[Some records]

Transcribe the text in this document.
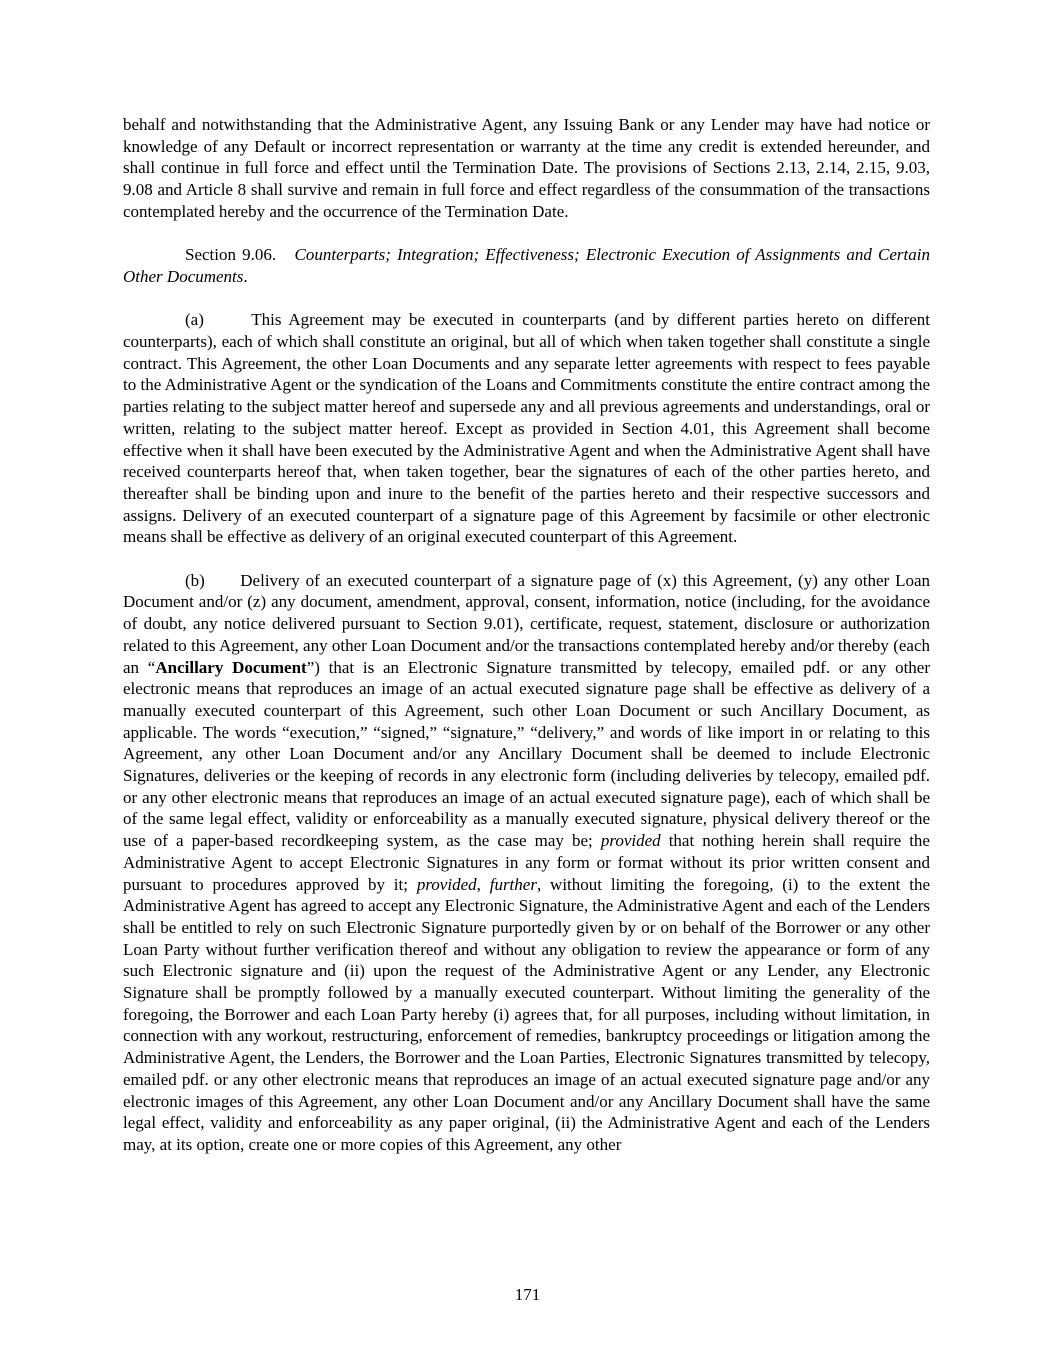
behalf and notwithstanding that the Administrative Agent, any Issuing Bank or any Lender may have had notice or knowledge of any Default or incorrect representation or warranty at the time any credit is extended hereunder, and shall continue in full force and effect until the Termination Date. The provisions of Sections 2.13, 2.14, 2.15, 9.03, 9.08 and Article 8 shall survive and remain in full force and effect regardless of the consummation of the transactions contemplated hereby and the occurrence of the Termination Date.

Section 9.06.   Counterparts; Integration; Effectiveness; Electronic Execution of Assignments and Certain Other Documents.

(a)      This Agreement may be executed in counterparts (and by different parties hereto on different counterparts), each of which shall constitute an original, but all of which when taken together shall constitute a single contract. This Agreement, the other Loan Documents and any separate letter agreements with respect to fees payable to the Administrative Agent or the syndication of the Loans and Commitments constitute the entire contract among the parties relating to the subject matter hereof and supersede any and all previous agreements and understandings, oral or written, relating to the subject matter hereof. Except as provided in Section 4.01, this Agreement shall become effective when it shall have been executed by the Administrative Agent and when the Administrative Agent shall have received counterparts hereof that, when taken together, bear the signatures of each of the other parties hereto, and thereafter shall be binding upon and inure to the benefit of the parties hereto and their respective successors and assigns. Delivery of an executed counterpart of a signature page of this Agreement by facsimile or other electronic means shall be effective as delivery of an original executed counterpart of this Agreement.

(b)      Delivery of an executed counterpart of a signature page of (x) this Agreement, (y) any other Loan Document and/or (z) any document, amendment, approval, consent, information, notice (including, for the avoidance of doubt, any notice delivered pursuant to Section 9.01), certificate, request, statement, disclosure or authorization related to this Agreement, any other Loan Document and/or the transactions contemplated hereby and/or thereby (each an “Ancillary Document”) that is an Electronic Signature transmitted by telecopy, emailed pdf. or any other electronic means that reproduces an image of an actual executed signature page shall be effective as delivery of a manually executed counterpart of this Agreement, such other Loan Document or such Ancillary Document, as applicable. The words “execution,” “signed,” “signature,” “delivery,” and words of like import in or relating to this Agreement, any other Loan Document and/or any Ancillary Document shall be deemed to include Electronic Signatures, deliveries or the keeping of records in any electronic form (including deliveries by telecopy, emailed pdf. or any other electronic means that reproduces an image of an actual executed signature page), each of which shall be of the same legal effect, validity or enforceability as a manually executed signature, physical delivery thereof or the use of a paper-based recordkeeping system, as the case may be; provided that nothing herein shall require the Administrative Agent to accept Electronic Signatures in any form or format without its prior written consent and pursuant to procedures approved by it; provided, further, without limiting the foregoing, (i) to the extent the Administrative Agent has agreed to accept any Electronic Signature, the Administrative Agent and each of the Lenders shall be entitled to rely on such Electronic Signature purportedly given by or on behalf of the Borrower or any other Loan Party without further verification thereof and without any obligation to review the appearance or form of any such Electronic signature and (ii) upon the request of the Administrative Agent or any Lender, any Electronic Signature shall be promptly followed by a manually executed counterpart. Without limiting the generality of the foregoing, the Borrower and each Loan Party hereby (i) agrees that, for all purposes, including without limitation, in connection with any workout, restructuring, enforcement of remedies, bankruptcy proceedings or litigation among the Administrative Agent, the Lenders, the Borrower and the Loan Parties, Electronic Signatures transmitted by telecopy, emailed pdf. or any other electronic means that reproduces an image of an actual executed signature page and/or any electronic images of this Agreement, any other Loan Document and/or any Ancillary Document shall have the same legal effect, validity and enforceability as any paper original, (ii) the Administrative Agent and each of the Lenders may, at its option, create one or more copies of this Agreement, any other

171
==
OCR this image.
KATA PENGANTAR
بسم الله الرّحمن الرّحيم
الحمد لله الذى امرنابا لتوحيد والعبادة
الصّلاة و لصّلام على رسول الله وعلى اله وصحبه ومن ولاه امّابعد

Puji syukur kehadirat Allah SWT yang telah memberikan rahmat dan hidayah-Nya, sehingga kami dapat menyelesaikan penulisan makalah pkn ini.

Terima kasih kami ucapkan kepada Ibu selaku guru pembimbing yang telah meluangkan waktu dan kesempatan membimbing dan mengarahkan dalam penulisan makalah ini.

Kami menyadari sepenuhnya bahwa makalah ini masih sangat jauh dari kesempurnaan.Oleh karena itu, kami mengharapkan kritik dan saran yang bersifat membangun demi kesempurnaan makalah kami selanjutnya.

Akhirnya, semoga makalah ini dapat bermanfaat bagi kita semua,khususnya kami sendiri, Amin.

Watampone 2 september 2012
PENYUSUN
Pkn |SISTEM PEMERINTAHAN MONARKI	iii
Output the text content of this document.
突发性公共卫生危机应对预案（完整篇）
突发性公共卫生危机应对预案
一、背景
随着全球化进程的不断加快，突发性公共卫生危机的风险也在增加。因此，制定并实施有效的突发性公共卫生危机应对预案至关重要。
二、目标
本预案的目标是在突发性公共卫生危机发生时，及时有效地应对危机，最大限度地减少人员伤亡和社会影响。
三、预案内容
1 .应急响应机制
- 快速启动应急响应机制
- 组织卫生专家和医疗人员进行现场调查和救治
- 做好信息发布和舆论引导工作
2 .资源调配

- Task goal -
From the data above, show each line that contains "text".

- Task response -
Transcribe the text in this document.
Output the text content of this document.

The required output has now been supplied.